• _DESCRIPTION OF THE TASK_
List each line holding the string "xlabel".

• _INPUT MATERIAL_
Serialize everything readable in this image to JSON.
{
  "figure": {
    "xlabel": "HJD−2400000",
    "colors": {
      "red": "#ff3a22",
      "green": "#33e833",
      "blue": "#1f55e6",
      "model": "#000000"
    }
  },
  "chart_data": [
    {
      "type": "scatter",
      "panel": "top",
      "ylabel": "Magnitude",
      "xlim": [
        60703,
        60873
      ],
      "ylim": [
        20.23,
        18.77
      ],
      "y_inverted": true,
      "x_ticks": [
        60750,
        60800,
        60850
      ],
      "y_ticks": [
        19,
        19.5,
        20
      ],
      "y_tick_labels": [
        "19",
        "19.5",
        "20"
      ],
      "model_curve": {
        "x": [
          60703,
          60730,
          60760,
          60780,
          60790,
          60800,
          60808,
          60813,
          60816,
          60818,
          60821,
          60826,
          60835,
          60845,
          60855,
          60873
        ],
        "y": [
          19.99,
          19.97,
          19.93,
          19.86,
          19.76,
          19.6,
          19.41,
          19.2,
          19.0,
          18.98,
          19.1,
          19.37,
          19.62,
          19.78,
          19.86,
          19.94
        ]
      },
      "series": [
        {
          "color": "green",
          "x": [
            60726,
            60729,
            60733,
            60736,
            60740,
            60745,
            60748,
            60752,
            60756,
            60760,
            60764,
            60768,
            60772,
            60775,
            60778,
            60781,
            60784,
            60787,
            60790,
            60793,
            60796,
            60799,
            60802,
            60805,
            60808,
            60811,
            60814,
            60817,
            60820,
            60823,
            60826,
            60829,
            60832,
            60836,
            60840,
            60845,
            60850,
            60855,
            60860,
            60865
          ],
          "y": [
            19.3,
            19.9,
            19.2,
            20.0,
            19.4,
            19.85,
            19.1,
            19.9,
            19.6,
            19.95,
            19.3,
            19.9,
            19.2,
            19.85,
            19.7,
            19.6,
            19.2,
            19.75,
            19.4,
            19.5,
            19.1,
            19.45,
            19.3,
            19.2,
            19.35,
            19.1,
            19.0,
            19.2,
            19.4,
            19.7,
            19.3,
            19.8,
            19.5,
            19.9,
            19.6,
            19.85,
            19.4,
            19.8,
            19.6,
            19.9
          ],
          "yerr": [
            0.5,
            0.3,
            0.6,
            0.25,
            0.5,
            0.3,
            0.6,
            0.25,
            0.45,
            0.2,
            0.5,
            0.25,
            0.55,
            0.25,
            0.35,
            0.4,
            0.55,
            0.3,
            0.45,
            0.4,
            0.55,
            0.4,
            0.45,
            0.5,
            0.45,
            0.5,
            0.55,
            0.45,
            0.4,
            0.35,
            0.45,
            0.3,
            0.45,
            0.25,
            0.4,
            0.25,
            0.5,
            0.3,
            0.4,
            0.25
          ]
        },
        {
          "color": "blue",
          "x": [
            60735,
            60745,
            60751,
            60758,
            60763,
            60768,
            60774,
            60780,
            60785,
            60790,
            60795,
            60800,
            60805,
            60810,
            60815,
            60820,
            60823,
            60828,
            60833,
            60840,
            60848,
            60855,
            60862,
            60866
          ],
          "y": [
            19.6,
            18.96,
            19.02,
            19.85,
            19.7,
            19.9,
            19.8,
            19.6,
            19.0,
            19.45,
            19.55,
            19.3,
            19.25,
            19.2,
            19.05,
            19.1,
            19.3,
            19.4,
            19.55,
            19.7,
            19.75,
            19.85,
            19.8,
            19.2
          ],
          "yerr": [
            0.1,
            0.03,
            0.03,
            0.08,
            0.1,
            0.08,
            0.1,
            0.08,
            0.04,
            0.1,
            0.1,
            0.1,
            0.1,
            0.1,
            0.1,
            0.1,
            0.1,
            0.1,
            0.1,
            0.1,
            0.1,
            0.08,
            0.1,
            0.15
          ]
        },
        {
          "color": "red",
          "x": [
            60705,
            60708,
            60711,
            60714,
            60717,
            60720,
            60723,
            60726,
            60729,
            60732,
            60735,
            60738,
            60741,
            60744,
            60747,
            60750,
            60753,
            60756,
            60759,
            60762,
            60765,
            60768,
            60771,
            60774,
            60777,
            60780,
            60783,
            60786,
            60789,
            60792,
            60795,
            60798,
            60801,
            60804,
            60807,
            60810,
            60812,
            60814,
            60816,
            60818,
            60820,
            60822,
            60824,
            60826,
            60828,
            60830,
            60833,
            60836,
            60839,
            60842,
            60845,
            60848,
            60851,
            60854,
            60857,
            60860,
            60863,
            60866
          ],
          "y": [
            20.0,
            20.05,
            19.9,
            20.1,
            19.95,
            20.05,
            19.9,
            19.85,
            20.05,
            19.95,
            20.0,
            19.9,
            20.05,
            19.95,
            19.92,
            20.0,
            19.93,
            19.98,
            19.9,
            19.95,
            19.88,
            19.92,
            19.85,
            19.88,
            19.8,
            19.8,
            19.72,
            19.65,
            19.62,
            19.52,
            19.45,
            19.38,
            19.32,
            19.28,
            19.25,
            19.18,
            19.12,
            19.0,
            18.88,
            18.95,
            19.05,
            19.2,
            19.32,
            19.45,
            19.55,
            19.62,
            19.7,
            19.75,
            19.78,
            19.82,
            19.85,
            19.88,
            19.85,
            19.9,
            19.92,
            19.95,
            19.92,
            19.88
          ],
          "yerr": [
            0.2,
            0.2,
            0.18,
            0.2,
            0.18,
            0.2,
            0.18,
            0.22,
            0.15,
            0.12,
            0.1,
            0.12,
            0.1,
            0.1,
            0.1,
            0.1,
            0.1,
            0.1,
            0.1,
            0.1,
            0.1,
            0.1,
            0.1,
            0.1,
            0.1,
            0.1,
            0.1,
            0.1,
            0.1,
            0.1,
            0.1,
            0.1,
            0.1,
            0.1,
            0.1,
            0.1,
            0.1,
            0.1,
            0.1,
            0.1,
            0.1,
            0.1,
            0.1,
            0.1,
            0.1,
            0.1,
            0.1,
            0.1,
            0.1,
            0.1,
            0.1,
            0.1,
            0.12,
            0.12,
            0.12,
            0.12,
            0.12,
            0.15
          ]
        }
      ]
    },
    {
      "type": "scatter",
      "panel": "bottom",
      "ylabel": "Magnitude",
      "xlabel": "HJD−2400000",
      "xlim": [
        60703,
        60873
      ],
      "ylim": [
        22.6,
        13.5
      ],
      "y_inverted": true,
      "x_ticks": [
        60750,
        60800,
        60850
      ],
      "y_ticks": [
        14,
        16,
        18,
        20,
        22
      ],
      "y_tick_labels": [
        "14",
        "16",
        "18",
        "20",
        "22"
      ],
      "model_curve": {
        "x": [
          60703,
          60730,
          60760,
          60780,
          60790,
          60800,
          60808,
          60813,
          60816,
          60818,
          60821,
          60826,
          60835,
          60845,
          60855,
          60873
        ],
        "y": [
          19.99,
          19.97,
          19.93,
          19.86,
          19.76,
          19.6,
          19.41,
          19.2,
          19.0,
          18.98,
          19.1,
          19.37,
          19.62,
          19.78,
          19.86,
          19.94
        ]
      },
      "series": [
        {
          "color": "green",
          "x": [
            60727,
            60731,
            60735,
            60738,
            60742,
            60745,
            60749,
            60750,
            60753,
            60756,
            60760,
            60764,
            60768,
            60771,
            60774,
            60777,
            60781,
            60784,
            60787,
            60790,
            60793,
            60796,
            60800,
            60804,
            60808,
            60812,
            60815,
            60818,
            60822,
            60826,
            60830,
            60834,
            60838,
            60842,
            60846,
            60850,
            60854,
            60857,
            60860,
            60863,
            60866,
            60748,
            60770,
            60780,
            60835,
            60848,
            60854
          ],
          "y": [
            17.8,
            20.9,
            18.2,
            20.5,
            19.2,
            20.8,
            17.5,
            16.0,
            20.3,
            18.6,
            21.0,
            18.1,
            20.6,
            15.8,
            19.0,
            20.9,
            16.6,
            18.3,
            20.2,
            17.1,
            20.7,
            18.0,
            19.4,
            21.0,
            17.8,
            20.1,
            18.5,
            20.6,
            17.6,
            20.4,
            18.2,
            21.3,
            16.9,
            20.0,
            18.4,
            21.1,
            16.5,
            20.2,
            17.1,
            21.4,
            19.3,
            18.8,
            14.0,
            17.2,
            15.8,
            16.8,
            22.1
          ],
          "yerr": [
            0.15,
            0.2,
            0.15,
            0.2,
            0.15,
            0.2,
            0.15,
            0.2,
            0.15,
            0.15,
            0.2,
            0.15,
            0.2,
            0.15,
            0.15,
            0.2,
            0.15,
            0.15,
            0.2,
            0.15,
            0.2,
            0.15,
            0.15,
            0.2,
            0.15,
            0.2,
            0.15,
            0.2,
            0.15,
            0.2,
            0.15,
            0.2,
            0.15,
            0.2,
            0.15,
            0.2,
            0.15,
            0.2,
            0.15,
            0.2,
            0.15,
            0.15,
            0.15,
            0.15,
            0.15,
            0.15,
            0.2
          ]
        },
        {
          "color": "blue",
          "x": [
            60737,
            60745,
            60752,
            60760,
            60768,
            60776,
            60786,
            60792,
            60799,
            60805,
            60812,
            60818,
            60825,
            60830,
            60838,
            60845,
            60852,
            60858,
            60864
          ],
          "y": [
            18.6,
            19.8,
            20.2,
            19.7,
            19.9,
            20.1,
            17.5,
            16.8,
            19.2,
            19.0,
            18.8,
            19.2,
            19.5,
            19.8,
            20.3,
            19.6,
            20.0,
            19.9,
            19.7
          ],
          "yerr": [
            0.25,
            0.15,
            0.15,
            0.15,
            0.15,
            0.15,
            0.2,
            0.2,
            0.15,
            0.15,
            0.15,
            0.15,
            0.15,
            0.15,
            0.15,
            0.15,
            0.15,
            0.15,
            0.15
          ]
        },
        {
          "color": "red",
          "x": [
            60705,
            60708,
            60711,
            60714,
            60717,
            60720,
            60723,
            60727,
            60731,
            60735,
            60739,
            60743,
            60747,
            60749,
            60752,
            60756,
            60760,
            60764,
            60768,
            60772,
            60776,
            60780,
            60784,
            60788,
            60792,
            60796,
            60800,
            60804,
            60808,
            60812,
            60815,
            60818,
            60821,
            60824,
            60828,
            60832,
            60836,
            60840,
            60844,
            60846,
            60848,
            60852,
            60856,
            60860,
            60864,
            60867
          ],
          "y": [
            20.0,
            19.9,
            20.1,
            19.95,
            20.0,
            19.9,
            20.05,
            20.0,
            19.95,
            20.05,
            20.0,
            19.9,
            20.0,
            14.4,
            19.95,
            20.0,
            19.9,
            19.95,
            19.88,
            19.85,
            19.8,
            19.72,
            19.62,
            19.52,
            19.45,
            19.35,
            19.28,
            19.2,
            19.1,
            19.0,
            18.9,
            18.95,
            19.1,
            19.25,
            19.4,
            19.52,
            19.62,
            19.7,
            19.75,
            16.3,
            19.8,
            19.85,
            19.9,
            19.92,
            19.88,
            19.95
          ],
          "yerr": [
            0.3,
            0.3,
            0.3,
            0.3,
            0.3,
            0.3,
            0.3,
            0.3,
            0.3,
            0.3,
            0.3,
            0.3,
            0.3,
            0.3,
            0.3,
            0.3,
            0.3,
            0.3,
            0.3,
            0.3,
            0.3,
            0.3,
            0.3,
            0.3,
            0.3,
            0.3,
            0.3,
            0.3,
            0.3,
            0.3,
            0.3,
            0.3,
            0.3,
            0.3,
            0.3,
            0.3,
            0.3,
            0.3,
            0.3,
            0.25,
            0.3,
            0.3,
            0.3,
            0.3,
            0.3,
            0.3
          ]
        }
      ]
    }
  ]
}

• _WRITTEN ANSWER_
    "xlabel": "HJD−2400000",
      "xlabel": "HJD−2400000",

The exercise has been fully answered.